▶ **Task list**:
a) Check each statement below against the article on McCormack. For each, answer yes or no and quote the words from the article that decide it.
(i) Jonny Howson stayed with Leeds United despite interest from other clubs.
(ii) The writer expects the side to win every game.
(iii) When Sheffield Wednesday beat the team, McCormack was the only player whose performance came close to acceptable.
b) According to the article on McCormack, whose legacy is the "side before self" mentality?

▶ **Page extract**:

# # # # #

Every transfer window he draws attention from clubs who’ll pay him much more and provide him with an opportunity to play in the Premier League sooner than Leeds United can, yet despite the dire situations the club seems to always find itself in, McCormack has remained fiercely loyal. Even the homegrown, Leeds United-supporting Jonny Howson couldn’t manage that (not that anyone blames him).

It’s another one of Billy Bremner’s greatest legacies, that “side before self” mentality we want to see in every single player who wears the famous white shirt but very rarely do these days.

Naturally, we also look to our captain for leadership and McCormack has duly delivered.

First and foremost a Leeds United captain has to lead, he has to take responsibility for his own performance and that of the team, never waste our time with poor excuses, but instead, promise to try harder and keep fighting when things go awry.

We don’t expect perfection, nor do we expect the side to win every game. But what we’ll always find inexcusable is a lack of effort and even when McCormack is having a bad day, I’ve never been able to fault his effort. He was the only player who put in anything close to an acceptable performance when Sheffield Wednesday tore us apart recently, the rest of the team let their heads drop and seemed to give up. 

A Leeds United captain has to understand and respect the club he’s playing for. This club wasn’t built on silky smooth football and perfection (though we’re always happy to see it), its success stories perfectly reflect the people it represents; gritty, hard-working and determined, often underdogs in a world dominated by the more glamorous.

# # # # #

▶ **Dataset extract**:
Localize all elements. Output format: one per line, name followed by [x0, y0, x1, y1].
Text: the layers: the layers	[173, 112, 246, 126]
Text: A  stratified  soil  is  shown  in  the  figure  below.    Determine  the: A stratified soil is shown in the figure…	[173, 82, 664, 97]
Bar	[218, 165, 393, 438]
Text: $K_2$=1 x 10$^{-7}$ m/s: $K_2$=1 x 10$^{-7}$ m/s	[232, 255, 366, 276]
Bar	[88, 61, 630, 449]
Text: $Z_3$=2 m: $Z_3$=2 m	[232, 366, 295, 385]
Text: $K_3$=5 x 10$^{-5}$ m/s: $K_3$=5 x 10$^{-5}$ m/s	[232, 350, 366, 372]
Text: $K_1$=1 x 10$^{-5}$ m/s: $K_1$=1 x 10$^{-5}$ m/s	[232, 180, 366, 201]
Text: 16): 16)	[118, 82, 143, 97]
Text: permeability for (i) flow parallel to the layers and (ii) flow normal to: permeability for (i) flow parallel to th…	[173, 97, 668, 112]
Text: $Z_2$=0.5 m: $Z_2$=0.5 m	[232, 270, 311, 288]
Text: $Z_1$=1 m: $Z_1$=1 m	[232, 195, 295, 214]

# # # # #

▶ **Answers for the tasks**:
a)
(i) No: "Even the homegrown, Leeds United-supporting Jonny Howson couldn’t manage that"
(ii) No: "nor do we expect the side to win every game."
(iii) Yes: "He was the only player who put in anything close to an acceptable performance when Sheffield Wednesday tore us apart recently"

b) Billy Bremner's.